● Short problem
Will you output the entries below exactly, skipping every image they contain?

● Records supplied
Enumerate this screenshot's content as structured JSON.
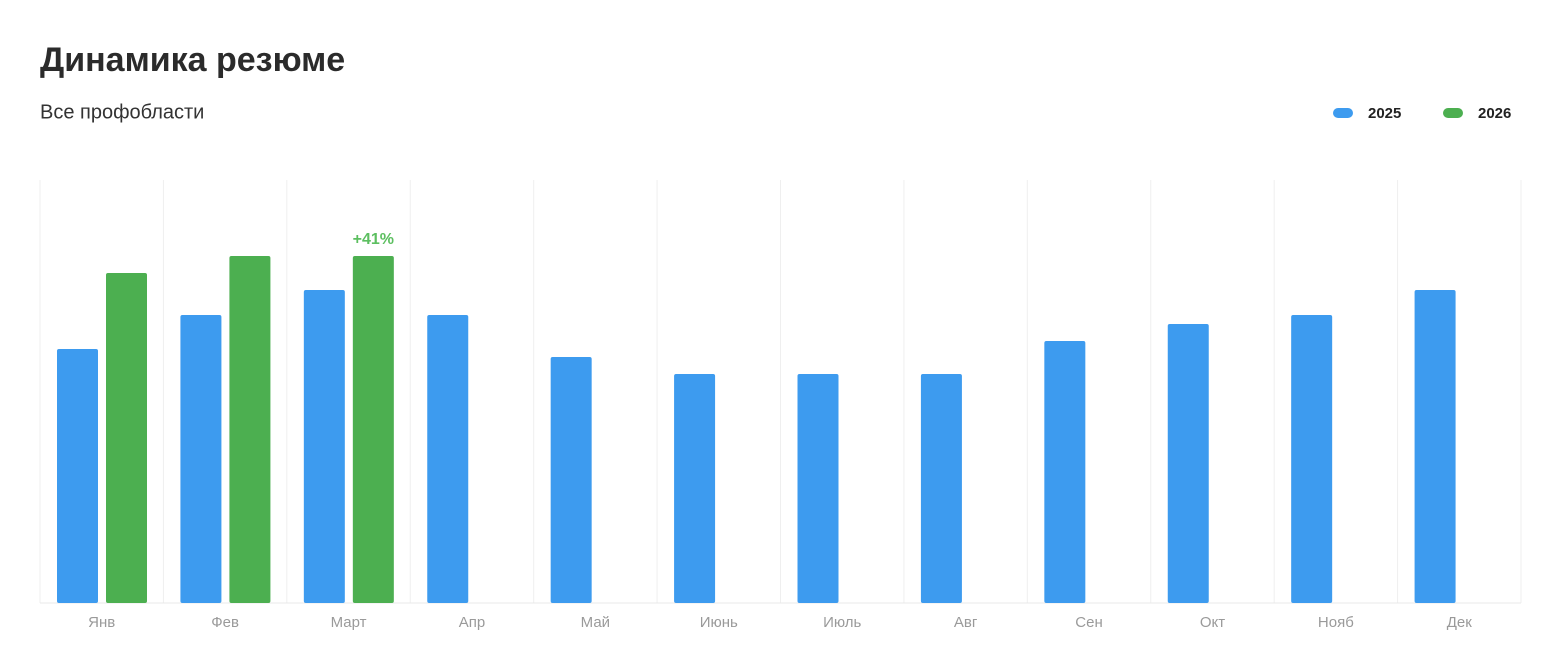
{
  "chart_data": {
    "type": "bar",
    "title": "Динамика резюме",
    "subtitle": "Все профобласти",
    "categories": [
      "Янв",
      "Фев",
      "Март",
      "Апр",
      "Май",
      "Июнь",
      "Июль",
      "Авг",
      "Сен",
      "Окт",
      "Нояб",
      "Дек"
    ],
    "series": [
      {
        "name": "2025",
        "color": "#3d9bef",
        "values": [
          254,
          288,
          313,
          288,
          246,
          229,
          229,
          229,
          262,
          279,
          288,
          313
        ]
      },
      {
        "name": "2026",
        "color": "#4caf50",
        "values": [
          330,
          347,
          347,
          null,
          null,
          null,
          null,
          null,
          null,
          null,
          null,
          null
        ]
      }
    ],
    "annotations": [
      {
        "text": "+41%",
        "series": "2026",
        "category": "Март",
        "color": "#5cbf60"
      }
    ],
    "ylim": [
      0,
      423
    ],
    "grid": true
  }
}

● Complete answer
Enumerate this screenshot's content as structured JSON.
{
  "chart_data": {
    "type": "bar",
    "title": "Динамика резюме",
    "subtitle": "Все профобласти",
    "categories": [
      "Янв",
      "Фев",
      "Март",
      "Апр",
      "Май",
      "Июнь",
      "Июль",
      "Авг",
      "Сен",
      "Окт",
      "Нояб",
      "Дек"
    ],
    "series": [
      {
        "name": "2025",
        "color": "#3d9bef",
        "values": [
          254,
          288,
          313,
          288,
          246,
          229,
          229,
          229,
          262,
          279,
          288,
          313
        ]
      },
      {
        "name": "2026",
        "color": "#4caf50",
        "values": [
          330,
          347,
          347,
          null,
          null,
          null,
          null,
          null,
          null,
          null,
          null,
          null
        ]
      }
    ],
    "annotations": [
      {
        "text": "+41%",
        "series": "2026",
        "category": "Март",
        "color": "#5cbf60"
      }
    ],
    "ylim": [
      0,
      423
    ],
    "grid": true
  }
}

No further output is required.